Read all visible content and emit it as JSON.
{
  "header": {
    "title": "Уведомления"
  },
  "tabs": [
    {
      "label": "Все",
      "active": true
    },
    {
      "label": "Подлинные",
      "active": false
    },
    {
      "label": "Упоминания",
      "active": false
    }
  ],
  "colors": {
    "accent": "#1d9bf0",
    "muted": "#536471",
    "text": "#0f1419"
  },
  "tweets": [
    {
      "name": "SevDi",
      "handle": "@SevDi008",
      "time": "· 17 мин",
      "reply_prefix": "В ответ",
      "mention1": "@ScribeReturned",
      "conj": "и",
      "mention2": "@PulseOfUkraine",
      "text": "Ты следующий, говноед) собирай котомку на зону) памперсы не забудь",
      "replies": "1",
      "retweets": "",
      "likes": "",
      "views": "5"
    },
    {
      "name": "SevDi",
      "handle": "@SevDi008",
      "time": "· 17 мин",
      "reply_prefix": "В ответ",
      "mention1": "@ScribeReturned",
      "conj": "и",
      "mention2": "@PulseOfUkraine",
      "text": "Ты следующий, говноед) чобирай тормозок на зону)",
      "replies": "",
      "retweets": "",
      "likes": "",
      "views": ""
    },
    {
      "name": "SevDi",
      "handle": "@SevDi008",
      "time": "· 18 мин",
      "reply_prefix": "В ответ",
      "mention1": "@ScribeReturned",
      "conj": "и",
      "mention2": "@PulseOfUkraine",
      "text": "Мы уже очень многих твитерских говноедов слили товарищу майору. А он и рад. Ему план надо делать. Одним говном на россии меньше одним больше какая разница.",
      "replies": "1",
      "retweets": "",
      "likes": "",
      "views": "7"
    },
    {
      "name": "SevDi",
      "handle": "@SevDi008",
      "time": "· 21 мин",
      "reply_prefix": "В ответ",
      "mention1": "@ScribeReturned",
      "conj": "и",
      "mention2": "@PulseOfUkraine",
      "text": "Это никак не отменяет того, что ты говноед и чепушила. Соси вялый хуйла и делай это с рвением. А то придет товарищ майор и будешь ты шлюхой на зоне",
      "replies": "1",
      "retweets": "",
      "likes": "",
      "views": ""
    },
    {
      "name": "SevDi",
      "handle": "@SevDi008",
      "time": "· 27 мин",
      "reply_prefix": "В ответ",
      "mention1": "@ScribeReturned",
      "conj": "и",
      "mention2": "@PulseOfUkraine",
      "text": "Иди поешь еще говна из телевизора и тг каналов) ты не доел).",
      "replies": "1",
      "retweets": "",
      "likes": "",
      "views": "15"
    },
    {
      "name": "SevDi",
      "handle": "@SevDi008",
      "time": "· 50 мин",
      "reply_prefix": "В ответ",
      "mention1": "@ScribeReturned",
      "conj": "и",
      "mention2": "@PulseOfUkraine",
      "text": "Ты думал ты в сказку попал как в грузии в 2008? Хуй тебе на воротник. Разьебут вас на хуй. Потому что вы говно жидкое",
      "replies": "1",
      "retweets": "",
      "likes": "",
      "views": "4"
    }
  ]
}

_ _ _ _ _ _ _

REQUEST
Output the full listing exactly as it stands.

SOLUTION TO THE PROBLEM
Read all visible content and emit it as JSON.
{
  "header": {
    "title": "Уведомления"
  },
  "tabs": [
    {
      "label": "Все",
      "active": true
    },
    {
      "label": "Подлинные",
      "active": false
    },
    {
      "label": "Упоминания",
      "active": false
    }
  ],
  "colors": {
    "accent": "#1d9bf0",
    "muted": "#536471",
    "text": "#0f1419"
  },
  "tweets": [
    {
      "name": "SevDi",
      "handle": "@SevDi008",
      "time": "· 17 мин",
      "reply_prefix": "В ответ",
      "mention1": "@ScribeReturned",
      "conj": "и",
      "mention2": "@PulseOfUkraine",
      "text": "Ты следующий, говноед) собирай котомку на зону) памперсы не забудь",
      "replies": "1",
      "retweets": "",
      "likes": "",
      "views": "5"
    },
    {
      "name": "SevDi",
      "handle": "@SevDi008",
      "time": "· 17 мин",
      "reply_prefix": "В ответ",
      "mention1": "@ScribeReturned",
      "conj": "и",
      "mention2": "@PulseOfUkraine",
      "text": "Ты следующий, говноед) чобирай тормозок на зону)",
      "replies": "",
      "retweets": "",
      "likes": "",
      "views": ""
    },
    {
      "name": "SevDi",
      "handle": "@SevDi008",
      "time": "· 18 мин",
      "reply_prefix": "В ответ",
      "mention1": "@ScribeReturned",
      "conj": "и",
      "mention2": "@PulseOfUkraine",
      "text": "Мы уже очень многих твитерских говноедов слили товарищу майору. А он и рад. Ему план надо делать. Одним говном на россии меньше одним больше какая разница.",
      "replies": "1",
      "retweets": "",
      "likes": "",
      "views": "7"
    },
    {
      "name": "SevDi",
      "handle": "@SevDi008",
      "time": "· 21 мин",
      "reply_prefix": "В ответ",
      "mention1": "@ScribeReturned",
      "conj": "и",
      "mention2": "@PulseOfUkraine",
      "text": "Это никак не отменяет того, что ты говноед и чепушила. Соси вялый хуйла и делай это с рвением. А то придет товарищ майор и будешь ты шлюхой на зоне",
      "replies": "1",
      "retweets": "",
      "likes": "",
      "views": ""
    },
    {
      "name": "SevDi",
      "handle": "@SevDi008",
      "time": "· 27 мин",
      "reply_prefix": "В ответ",
      "mention1": "@ScribeReturned",
      "conj": "и",
      "mention2": "@PulseOfUkraine",
      "text": "Иди поешь еще говна из телевизора и тг каналов) ты не доел).",
      "replies": "1",
      "retweets": "",
      "likes": "",
      "views": "15"
    },
    {
      "name": "SevDi",
      "handle": "@SevDi008",
      "time": "· 50 мин",
      "reply_prefix": "В ответ",
      "mention1": "@ScribeReturned",
      "conj": "и",
      "mention2": "@PulseOfUkraine",
      "text": "Ты думал ты в сказку попал как в грузии в 2008? Хуй тебе на воротник. Разьебут вас на хуй. Потому что вы говно жидкое",
      "replies": "1",
      "retweets": "",
      "likes": "",
      "views": "4"
    }
  ]
}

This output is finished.